What to produce:
Drop every picture, then transcribe the remaining data exactly.

The input:
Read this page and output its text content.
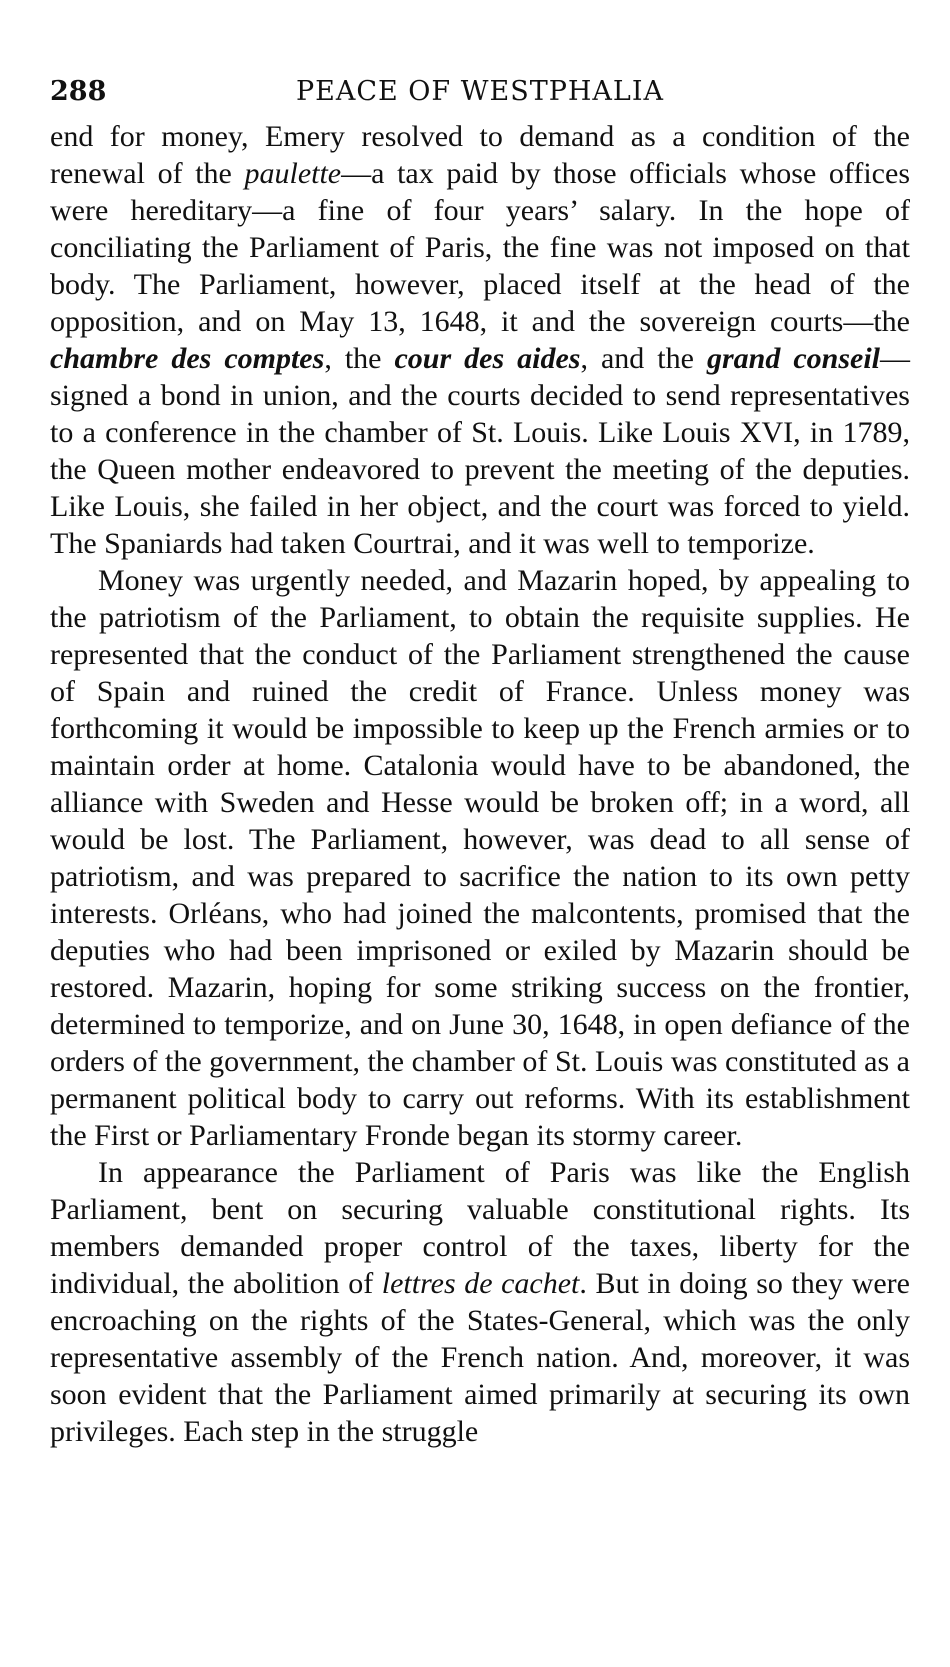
288	PEACE OF WESTPHALIA

end for money, Emery resolved to demand as a condition of the renewal of the paulette—a tax paid by those officials whose offices were hereditary—a fine of four years’ salary. In the hope of conciliating the Parliament of Paris, the fine was not imposed on that body. The Parliament, however, placed itself at the head of the opposition, and on May 13, 1648, it and the sovereign courts—the chambre des comptes, the cour des aides, and the grand conseil—signed a bond in union, and the courts decided to send representatives to a conference in the chamber of St. Louis. Like Louis XVI, in 1789, the Queen mother endeavored to prevent the meeting of the deputies. Like Louis, she failed in her object, and the court was forced to yield. The Spaniards had taken Courtrai, and it was well to temporize.

Money was urgently needed, and Mazarin hoped, by appealing to the patriotism of the Parliament, to obtain the requisite supplies. He represented that the conduct of the Parliament strengthened the cause of Spain and ruined the credit of France. Unless money was forthcoming it would be impossible to keep up the French armies or to maintain order at home. Catalonia would have to be abandoned, the alliance with Sweden and Hesse would be broken off; in a word, all would be lost. The Parliament, however, was dead to all sense of patriotism, and was prepared to sacrifice the nation to its own petty interests. Orléans, who had joined the malcontents, promised that the deputies who had been imprisoned or exiled by Mazarin should be restored. Mazarin, hoping for some striking success on the frontier, determined to temporize, and on June 30, 1648, in open defiance of the orders of the government, the chamber of St. Louis was constituted as a permanent political body to carry out reforms. With its establishment the First or Parliamentary Fronde began its stormy career.

In appearance the Parliament of Paris was like the English Parliament, bent on securing valuable constitutional rights. Its members demanded proper control of the taxes, liberty for the individual, the abolition of lettres de cachet. But in doing so they were encroaching on the rights of the States-General, which was the only representative assembly of the French nation. And, moreover, it was soon evident that the Parliament aimed primarily at securing its own privileges. Each step in the struggle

Expected answer:
Read this page and output its text content.
288	PEACE OF WESTPHALIA

end for money, Emery resolved to demand as a condition of the renewal of the paulette—a tax paid by those officials whose offices were hereditary—a fine of four years’ salary. In the hope of conciliating the Parliament of Paris, the fine was not imposed on that body. The Parliament, however, placed itself at the head of the opposition, and on May 13, 1648, it and the sovereign courts—the chambre des comptes, the cour des aides, and the grand conseil—signed a bond in union, and the courts decided to send representatives to a conference in the chamber of St. Louis. Like Louis XVI, in 1789, the Queen mother endeavored to prevent the meeting of the deputies. Like Louis, she failed in her object, and the court was forced to yield. The Spaniards had taken Courtrai, and it was well to temporize.

Money was urgently needed, and Mazarin hoped, by appealing to the patriotism of the Parliament, to obtain the requisite supplies. He represented that the conduct of the Parliament strengthened the cause of Spain and ruined the credit of France. Unless money was forthcoming it would be impossible to keep up the French armies or to maintain order at home. Catalonia would have to be abandoned, the alliance with Sweden and Hesse would be broken off; in a word, all would be lost. The Parliament, however, was dead to all sense of patriotism, and was prepared to sacrifice the nation to its own petty interests. Orléans, who had joined the malcontents, promised that the deputies who had been imprisoned or exiled by Mazarin should be restored. Mazarin, hoping for some striking success on the frontier, determined to temporize, and on June 30, 1648, in open defiance of the orders of the government, the chamber of St. Louis was constituted as a permanent political body to carry out reforms. With its establishment the First or Parliamentary Fronde began its stormy career.

In appearance the Parliament of Paris was like the English Parliament, bent on securing valuable constitutional rights. Its members demanded proper control of the taxes, liberty for the individual, the abolition of lettres de cachet. But in doing so they were encroaching on the rights of the States-General, which was the only representative assembly of the French nation. And, moreover, it was soon evident that the Parliament aimed primarily at securing its own privileges. Each step in the struggle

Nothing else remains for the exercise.